# Saved entries:
____________

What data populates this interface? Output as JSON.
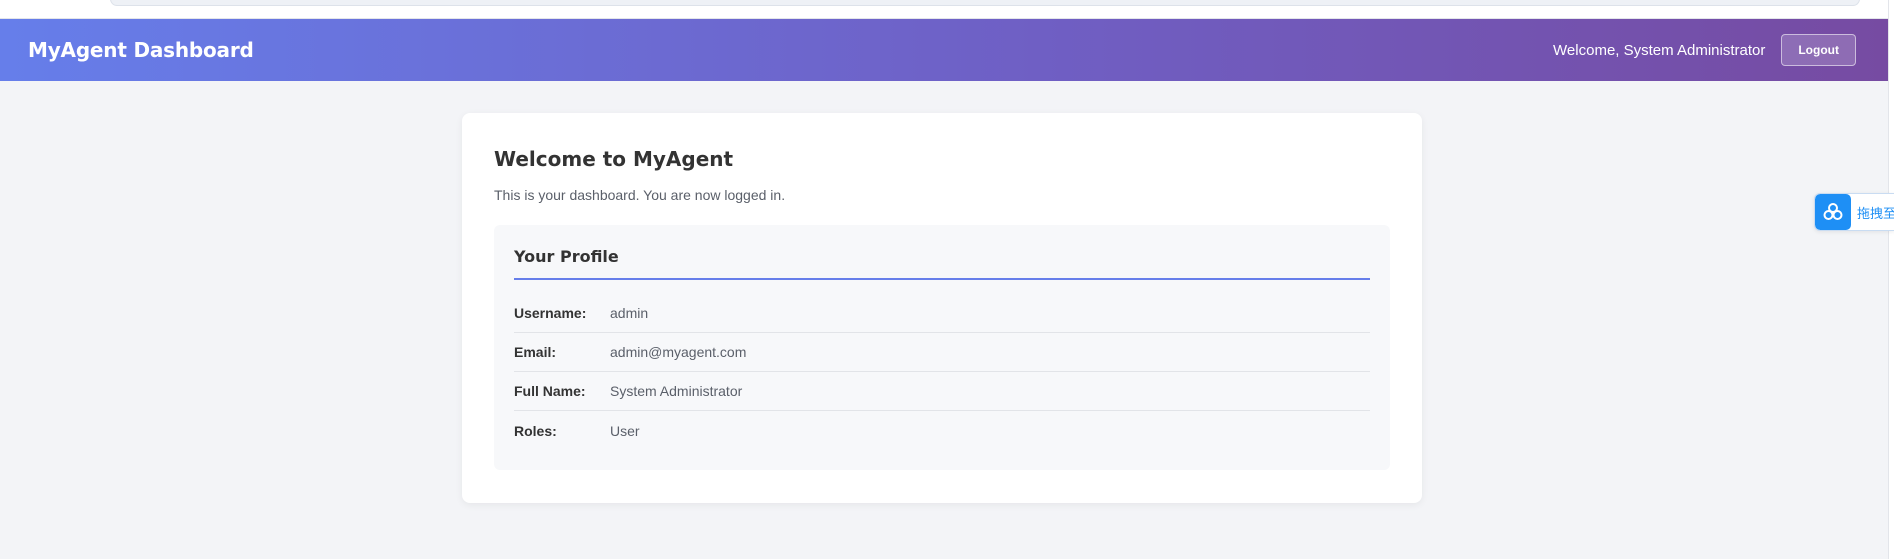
{
  "header": {
    "brand": "MyAgent Dashboard",
    "welcome": "Welcome, System Administrator",
    "logout_label": "Logout"
  },
  "card": {
    "title": "Welcome to MyAgent",
    "subtitle": "This is your dashboard. You are now logged in."
  },
  "profile": {
    "title": "Your Profile",
    "rows": [
      {
        "label": "Username:",
        "value": "admin"
      },
      {
        "label": "Email:",
        "value": "admin@myagent.com"
      },
      {
        "label": "Full Name:",
        "value": "System Administrator"
      },
      {
        "label": "Roles:",
        "value": "User"
      }
    ]
  },
  "widget": {
    "icon": "cloud-icon",
    "text": "拖拽至"
  },
  "colors": {
    "header_gradient_start": "#667eea",
    "header_gradient_end": "#764ba2",
    "accent": "#667eea",
    "widget_blue": "#1e8ff5"
  }
}
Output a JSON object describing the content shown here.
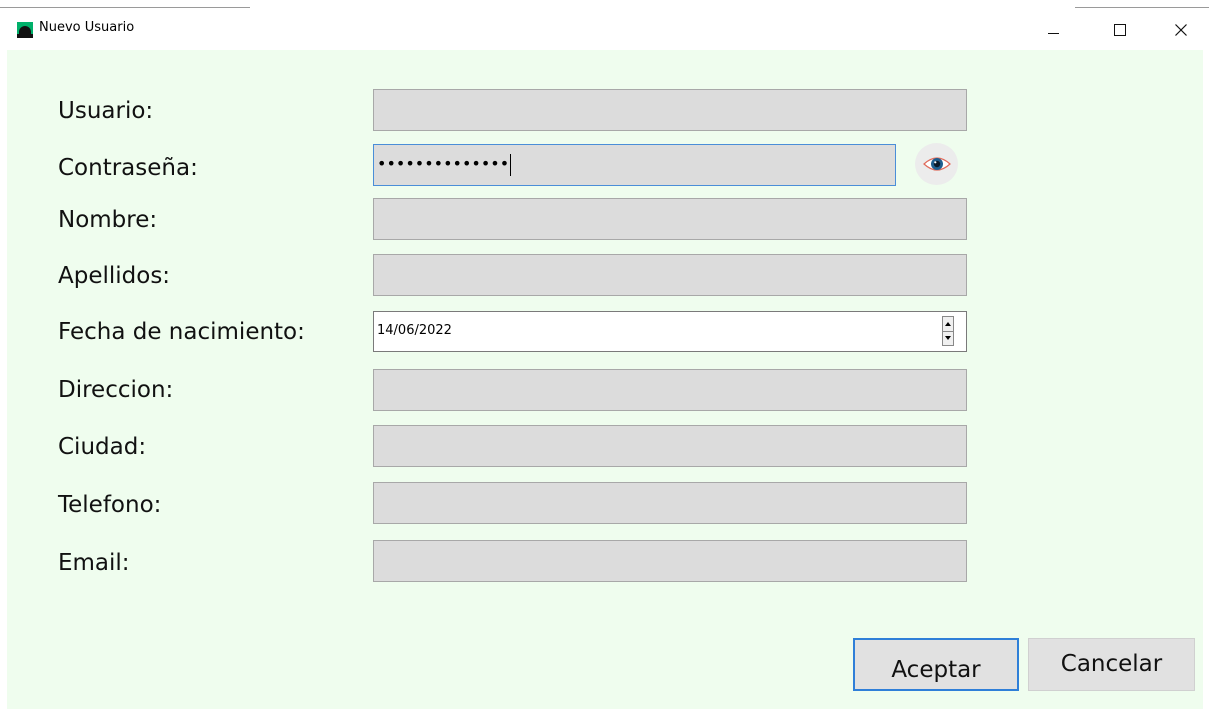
{
  "window": {
    "title": "Nuevo Usuario"
  },
  "form": {
    "usuario": {
      "label": "Usuario:",
      "value": ""
    },
    "contrasena": {
      "label": "Contraseña:",
      "masked_value": "••••••••••••••"
    },
    "nombre": {
      "label": "Nombre:",
      "value": ""
    },
    "apellidos": {
      "label": "Apellidos:",
      "value": ""
    },
    "fecha": {
      "label": "Fecha de nacimiento:",
      "value": "14/06/2022"
    },
    "direccion": {
      "label": "Direccion:",
      "value": ""
    },
    "ciudad": {
      "label": "Ciudad:",
      "value": ""
    },
    "telefono": {
      "label": "Telefono:",
      "value": ""
    },
    "email": {
      "label": "Email:",
      "value": ""
    }
  },
  "buttons": {
    "accept_label": "Aceptar",
    "cancel_label": "Cancelar"
  },
  "icons": {
    "app": "app-icon",
    "eye": "eye-icon"
  },
  "colors": {
    "form_background": "#effdee",
    "field_background": "#dcdcdc",
    "focus_border": "#2f7fd8"
  }
}
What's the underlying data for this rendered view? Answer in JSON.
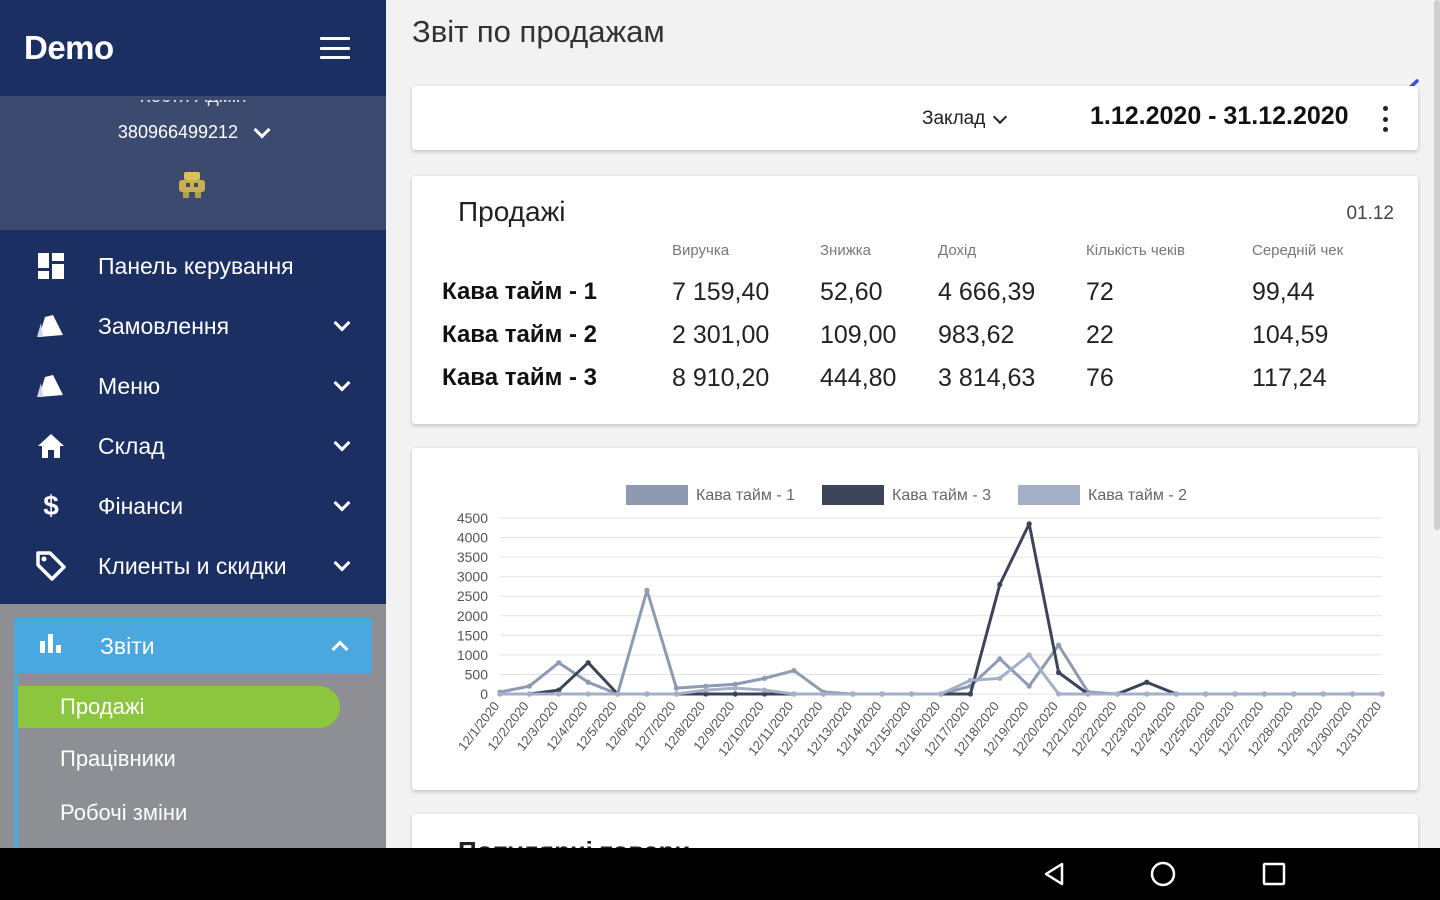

____________

# Written problem:
Sift through the entries and copy every line with "System".

# Solution to this exercise:
    "welcome": "Welcome, System Administrator",
        "value": "System Administrator"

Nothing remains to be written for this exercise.